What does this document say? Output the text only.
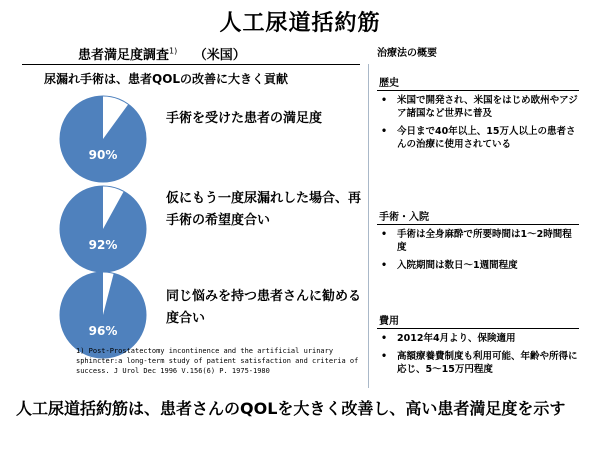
人工尿道括約筋
患者満足度調査$^{1)}$ （米国）
尿漏れ手術は、患者QOLの改善に大きく貢献
90%
手術を受けた患者の満足度
92%
仮にもう一度尿漏れした場合、再手術の希望度合い
96%
同じ悩みを持つ患者さんに勧める度合い
1) Post-Prostatectomy incontinence and the artificial urinary sphincter:a long-term study of patient satisfaction and criteria of success. J Urol Dec 1996 V.156(6) P. 1975-1980
治療法の概要
歴史
• 米国で開発され、米国をはじめ欧州やアジア諸国など世界に普及
• 今日まで40年以上、15万人以上の患者さんの治療に使用されている
手術・入院
• 手術は全身麻酔で所要時間は1～2時間程度
• 入院期間は数日～1週間程度
費用
• 2012年4月より、保険適用
• 高額療養費制度も利用可能、年齢や所得に応じ、5～15万円程度
人工尿道括約筋は、患者さんのQOLを大きく改善し、高い患者満足度を示す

──────

__DIRECTIONS FOR THIS TASK__.
All the records need to be repeated exactly, with the images dropped.

__CORRECT RESULT__.
What does this document say? Output the text only.
人工尿道括約筋
患者満足度調査$^{1)}$ （米国）
尿漏れ手術は、患者QOLの改善に大きく貢献
90%
手術を受けた患者の満足度
92%
仮にもう一度尿漏れした場合、再手術の希望度合い
96%
同じ悩みを持つ患者さんに勧める度合い
1) Post-Prostatectomy incontinence and the artificial urinary sphincter:a long-term study of patient satisfaction and criteria of success. J Urol Dec 1996 V.156(6) P. 1975-1980
治療法の概要
歴史
• 米国で開発され、米国をはじめ欧州やアジア諸国など世界に普及
• 今日まで40年以上、15万人以上の患者さんの治療に使用されている
手術・入院
• 手術は全身麻酔で所要時間は1～2時間程度
• 入院期間は数日～1週間程度
費用
• 2012年4月より、保険適用
• 高額療養費制度も利用可能、年齢や所得に応じ、5～15万円程度
人工尿道括約筋は、患者さんのQOLを大きく改善し、高い患者満足度を示す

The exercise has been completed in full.